◆ Aim of the task
What follows are records. Restate all of them word for word.

◆ Data provided
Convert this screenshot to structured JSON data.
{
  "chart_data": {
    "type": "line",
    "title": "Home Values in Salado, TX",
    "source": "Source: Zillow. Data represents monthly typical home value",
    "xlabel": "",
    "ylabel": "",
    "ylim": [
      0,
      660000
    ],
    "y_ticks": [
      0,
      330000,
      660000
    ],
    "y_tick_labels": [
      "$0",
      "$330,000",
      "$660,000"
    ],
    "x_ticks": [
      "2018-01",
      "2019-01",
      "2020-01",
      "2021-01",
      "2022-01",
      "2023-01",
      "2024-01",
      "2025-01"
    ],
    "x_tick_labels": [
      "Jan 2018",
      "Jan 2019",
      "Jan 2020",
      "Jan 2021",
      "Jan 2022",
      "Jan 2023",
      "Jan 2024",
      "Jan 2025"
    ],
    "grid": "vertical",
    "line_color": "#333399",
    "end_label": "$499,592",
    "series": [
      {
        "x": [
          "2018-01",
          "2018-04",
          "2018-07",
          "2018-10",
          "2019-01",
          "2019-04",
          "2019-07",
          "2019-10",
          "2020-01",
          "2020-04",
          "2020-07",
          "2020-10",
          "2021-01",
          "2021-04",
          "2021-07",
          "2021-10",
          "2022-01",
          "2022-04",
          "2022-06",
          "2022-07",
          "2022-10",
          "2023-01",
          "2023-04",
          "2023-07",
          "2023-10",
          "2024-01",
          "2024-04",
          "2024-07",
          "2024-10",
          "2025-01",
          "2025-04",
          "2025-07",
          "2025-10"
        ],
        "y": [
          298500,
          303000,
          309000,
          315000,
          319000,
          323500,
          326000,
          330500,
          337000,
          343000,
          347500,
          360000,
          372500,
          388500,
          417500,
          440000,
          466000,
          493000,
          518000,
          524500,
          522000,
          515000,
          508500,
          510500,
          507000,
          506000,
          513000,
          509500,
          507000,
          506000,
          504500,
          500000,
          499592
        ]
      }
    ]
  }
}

◆ Solution
Convert this screenshot to structured JSON data.
{
  "chart_data": {
    "type": "line",
    "title": "Home Values in Salado, TX",
    "source": "Source: Zillow. Data represents monthly typical home value",
    "xlabel": "",
    "ylabel": "",
    "ylim": [
      0,
      660000
    ],
    "y_ticks": [
      0,
      330000,
      660000
    ],
    "y_tick_labels": [
      "$0",
      "$330,000",
      "$660,000"
    ],
    "x_ticks": [
      "2018-01",
      "2019-01",
      "2020-01",
      "2021-01",
      "2022-01",
      "2023-01",
      "2024-01",
      "2025-01"
    ],
    "x_tick_labels": [
      "Jan 2018",
      "Jan 2019",
      "Jan 2020",
      "Jan 2021",
      "Jan 2022",
      "Jan 2023",
      "Jan 2024",
      "Jan 2025"
    ],
    "grid": "vertical",
    "line_color": "#333399",
    "end_label": "$499,592",
    "series": [
      {
        "x": [
          "2018-01",
          "2018-04",
          "2018-07",
          "2018-10",
          "2019-01",
          "2019-04",
          "2019-07",
          "2019-10",
          "2020-01",
          "2020-04",
          "2020-07",
          "2020-10",
          "2021-01",
          "2021-04",
          "2021-07",
          "2021-10",
          "2022-01",
          "2022-04",
          "2022-06",
          "2022-07",
          "2022-10",
          "2023-01",
          "2023-04",
          "2023-07",
          "2023-10",
          "2024-01",
          "2024-04",
          "2024-07",
          "2024-10",
          "2025-01",
          "2025-04",
          "2025-07",
          "2025-10"
        ],
        "y": [
          298500,
          303000,
          309000,
          315000,
          319000,
          323500,
          326000,
          330500,
          337000,
          343000,
          347500,
          360000,
          372500,
          388500,
          417500,
          440000,
          466000,
          493000,
          518000,
          524500,
          522000,
          515000,
          508500,
          510500,
          507000,
          506000,
          513000,
          509500,
          507000,
          506000,
          504500,
          500000,
          499592
        ]
      }
    ]
  }
}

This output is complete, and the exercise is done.